DATASET RECORDS:

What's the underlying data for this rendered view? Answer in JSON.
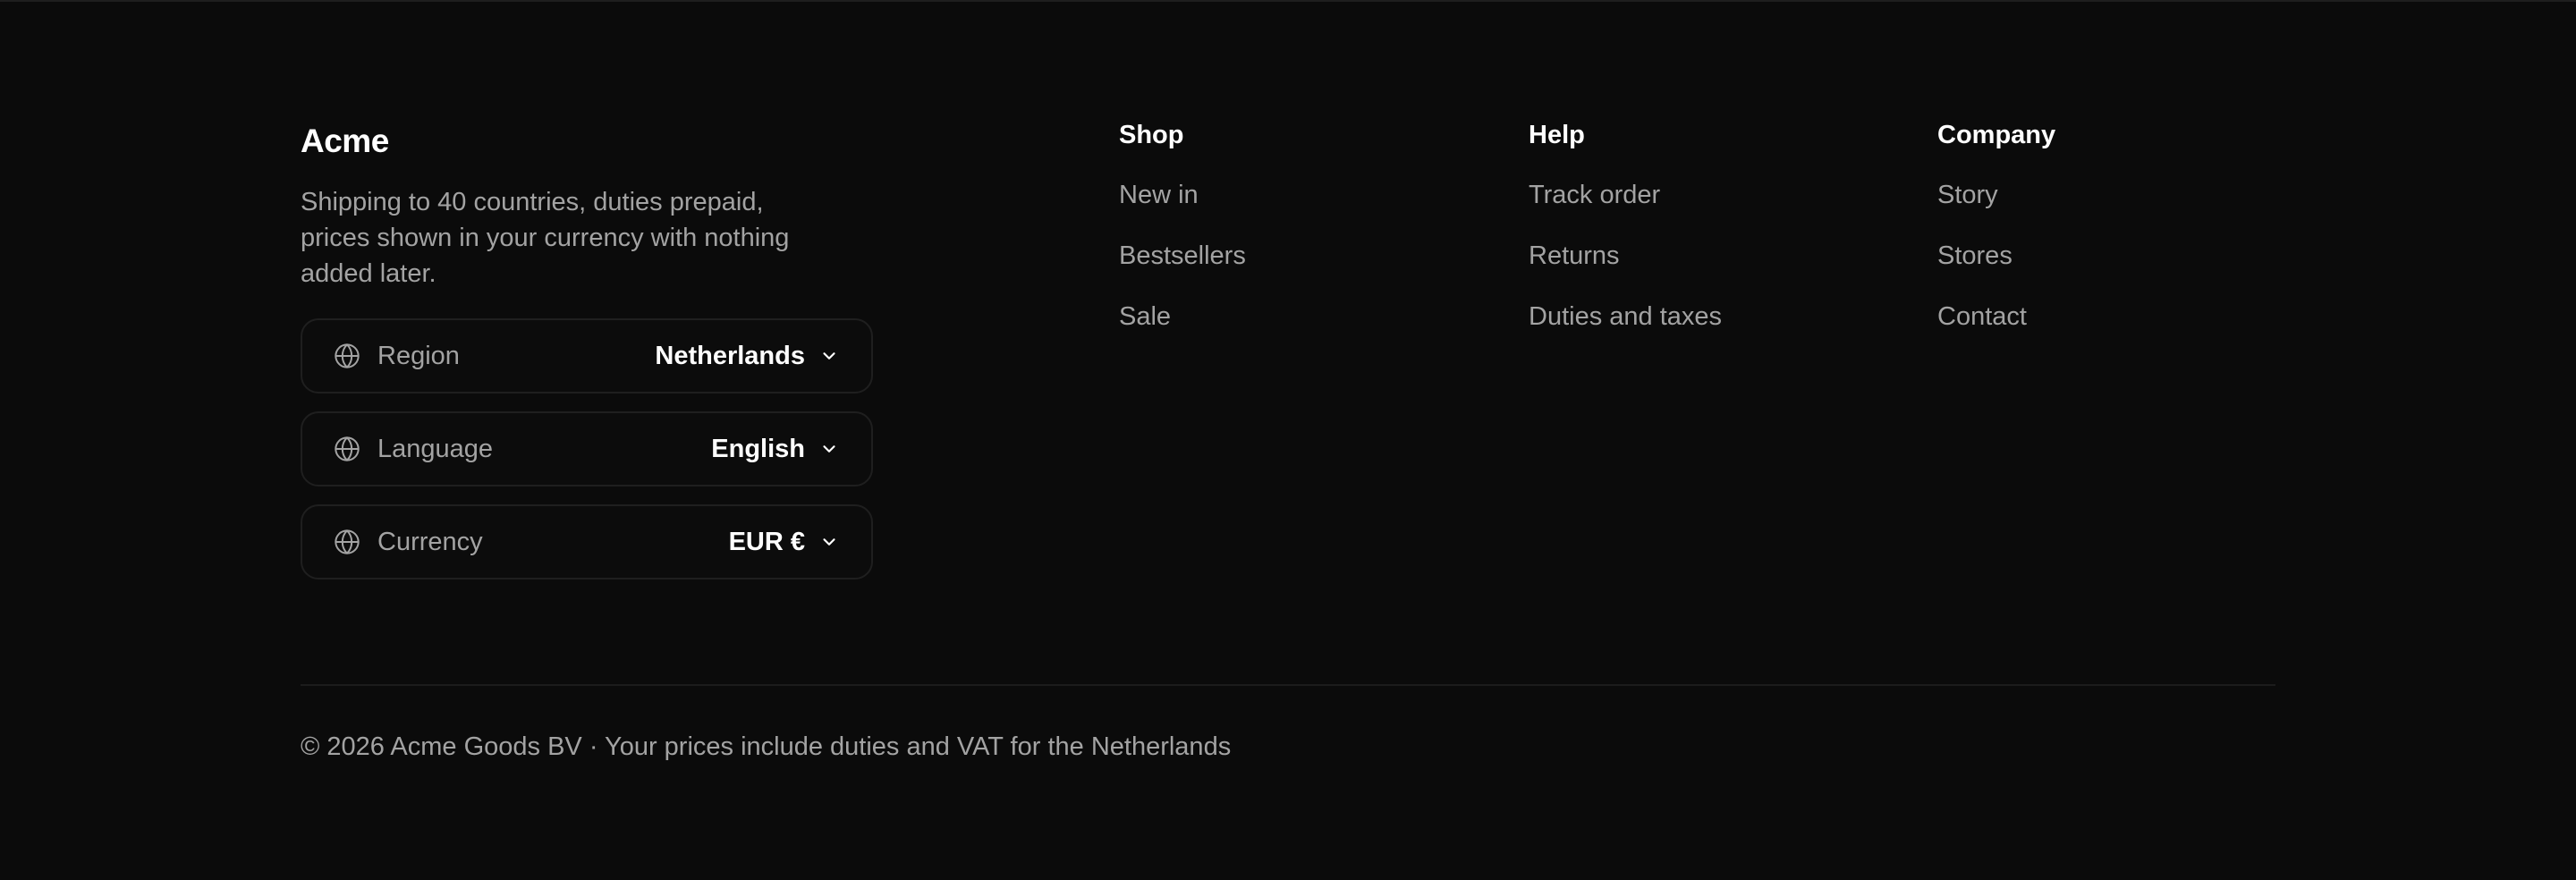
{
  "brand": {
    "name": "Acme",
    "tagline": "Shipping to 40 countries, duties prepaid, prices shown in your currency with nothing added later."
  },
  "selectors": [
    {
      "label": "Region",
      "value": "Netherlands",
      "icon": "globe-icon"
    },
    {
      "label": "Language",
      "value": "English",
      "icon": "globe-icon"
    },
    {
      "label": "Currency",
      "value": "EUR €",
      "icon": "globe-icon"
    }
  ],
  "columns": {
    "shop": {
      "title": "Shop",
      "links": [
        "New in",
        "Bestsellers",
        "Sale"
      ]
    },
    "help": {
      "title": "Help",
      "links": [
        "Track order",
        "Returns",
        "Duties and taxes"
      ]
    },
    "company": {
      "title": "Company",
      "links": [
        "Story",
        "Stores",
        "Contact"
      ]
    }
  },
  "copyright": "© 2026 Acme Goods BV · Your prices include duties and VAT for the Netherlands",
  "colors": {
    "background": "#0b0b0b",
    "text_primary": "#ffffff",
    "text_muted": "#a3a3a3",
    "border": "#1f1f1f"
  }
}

* * *

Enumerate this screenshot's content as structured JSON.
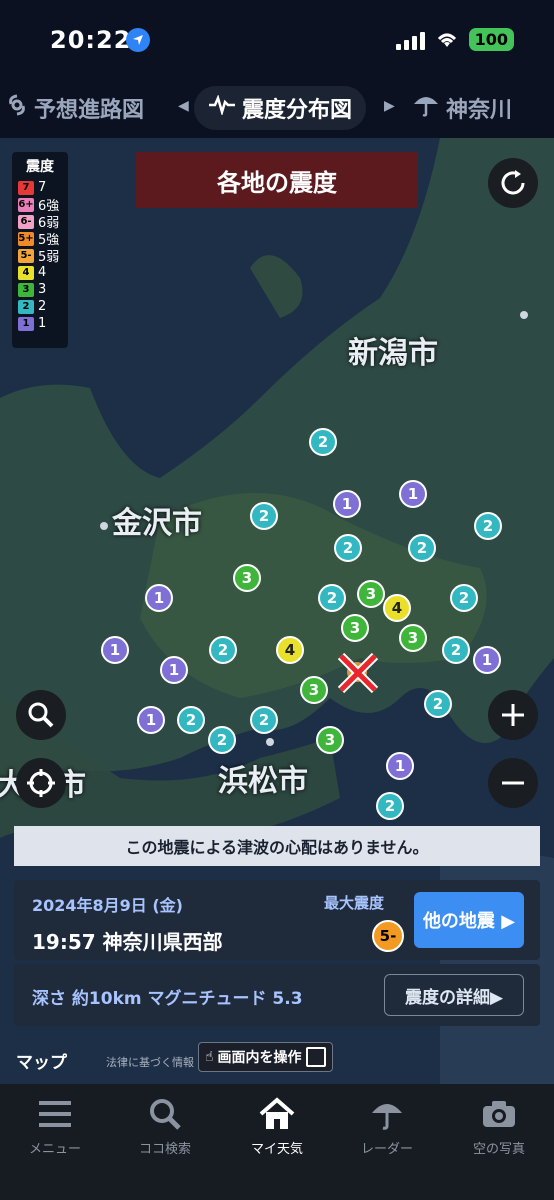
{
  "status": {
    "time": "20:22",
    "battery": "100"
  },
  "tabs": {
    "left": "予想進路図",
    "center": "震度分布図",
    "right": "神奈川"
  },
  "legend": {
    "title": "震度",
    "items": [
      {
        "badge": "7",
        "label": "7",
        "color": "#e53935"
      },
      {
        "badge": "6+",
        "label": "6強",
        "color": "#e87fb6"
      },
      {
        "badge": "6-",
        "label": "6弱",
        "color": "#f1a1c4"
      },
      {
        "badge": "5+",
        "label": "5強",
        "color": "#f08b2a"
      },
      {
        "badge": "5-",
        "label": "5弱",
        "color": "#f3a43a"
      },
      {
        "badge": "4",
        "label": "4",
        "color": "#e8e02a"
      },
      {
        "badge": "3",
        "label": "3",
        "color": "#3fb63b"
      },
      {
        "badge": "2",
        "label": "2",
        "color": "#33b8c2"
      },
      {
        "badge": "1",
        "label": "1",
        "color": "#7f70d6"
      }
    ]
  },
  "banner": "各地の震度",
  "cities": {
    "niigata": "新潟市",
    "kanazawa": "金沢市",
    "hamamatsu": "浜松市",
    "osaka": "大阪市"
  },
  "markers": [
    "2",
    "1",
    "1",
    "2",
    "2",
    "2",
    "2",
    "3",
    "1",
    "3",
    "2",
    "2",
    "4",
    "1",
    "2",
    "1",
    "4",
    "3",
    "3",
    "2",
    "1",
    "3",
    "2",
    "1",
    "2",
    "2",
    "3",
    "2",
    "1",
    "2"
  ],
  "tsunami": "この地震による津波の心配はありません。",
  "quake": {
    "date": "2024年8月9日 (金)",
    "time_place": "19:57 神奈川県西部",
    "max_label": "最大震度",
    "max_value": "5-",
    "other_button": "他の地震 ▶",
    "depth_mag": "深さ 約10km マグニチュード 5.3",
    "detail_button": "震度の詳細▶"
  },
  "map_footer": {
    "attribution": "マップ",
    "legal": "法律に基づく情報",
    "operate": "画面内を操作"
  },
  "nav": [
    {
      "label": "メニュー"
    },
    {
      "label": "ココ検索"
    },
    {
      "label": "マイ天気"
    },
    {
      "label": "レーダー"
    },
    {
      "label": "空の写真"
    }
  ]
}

TASK GOAL: Find the word "Netherlands" in the material, then list each line that holds it.

RESULT FOR THIS EXERCISE:
      "value": "Netherlands",
  "copyright": "© 2026 Acme Goods BV · Your prices include duties and VAT for the Netherlands",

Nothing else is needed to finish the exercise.